# [Work to be completed]
Write out the whole listing again, exactly as given.

# [Stored rows]
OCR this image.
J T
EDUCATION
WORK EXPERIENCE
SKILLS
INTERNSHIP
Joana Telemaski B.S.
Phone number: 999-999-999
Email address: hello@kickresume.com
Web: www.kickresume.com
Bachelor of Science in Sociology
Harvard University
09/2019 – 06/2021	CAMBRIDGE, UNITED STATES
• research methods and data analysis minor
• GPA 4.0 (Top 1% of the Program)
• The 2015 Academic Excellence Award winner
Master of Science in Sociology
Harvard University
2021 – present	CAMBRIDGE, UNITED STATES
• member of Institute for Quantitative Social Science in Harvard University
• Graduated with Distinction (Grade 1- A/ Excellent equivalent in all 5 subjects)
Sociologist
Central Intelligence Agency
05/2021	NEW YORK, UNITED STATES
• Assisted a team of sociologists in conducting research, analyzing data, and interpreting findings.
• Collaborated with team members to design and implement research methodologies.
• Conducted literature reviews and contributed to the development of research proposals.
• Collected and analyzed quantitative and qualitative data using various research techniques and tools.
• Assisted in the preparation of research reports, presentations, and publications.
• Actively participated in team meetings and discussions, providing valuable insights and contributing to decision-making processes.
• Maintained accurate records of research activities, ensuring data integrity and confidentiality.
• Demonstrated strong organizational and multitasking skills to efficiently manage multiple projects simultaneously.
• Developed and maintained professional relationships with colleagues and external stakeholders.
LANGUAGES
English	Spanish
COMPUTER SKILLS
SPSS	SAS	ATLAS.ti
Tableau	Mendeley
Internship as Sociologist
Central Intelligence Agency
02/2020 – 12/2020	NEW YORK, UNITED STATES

# [Worked solution]
OCR this image.
J T
EDUCATION
WORK EXPERIENCE
SKILLS
INTERNSHIP
Joana Telemaski B.S.
Phone number: 999-999-999
Email address: hello@kickresume.com
Web: www.kickresume.com
Bachelor of Science in Sociology
Harvard University
09/2019 – 06/2021	CAMBRIDGE, UNITED STATES
• research methods and data analysis minor
• GPA 4.0 (Top 1% of the Program)
• The 2015 Academic Excellence Award winner
Master of Science in Sociology
Harvard University
2021 – present	CAMBRIDGE, UNITED STATES
• member of Institute for Quantitative Social Science in Harvard University
• Graduated with Distinction (Grade 1- A/ Excellent equivalent in all 5 subjects)
Sociologist
Central Intelligence Agency
05/2021	NEW YORK, UNITED STATES
• Assisted a team of sociologists in conducting research, analyzing data, and interpreting findings.
• Collaborated with team members to design and implement research methodologies.
• Conducted literature reviews and contributed to the development of research proposals.
• Collected and analyzed quantitative and qualitative data using various research techniques and tools.
• Assisted in the preparation of research reports, presentations, and publications.
• Actively participated in team meetings and discussions, providing valuable insights and contributing to decision-making processes.
• Maintained accurate records of research activities, ensuring data integrity and confidentiality.
• Demonstrated strong organizational and multitasking skills to efficiently manage multiple projects simultaneously.
• Developed and maintained professional relationships with colleagues and external stakeholders.
LANGUAGES
English	Spanish
COMPUTER SKILLS
SPSS	SAS	ATLAS.ti
Tableau	Mendeley
Internship as Sociologist
Central Intelligence Agency
02/2020 – 12/2020	NEW YORK, UNITED STATES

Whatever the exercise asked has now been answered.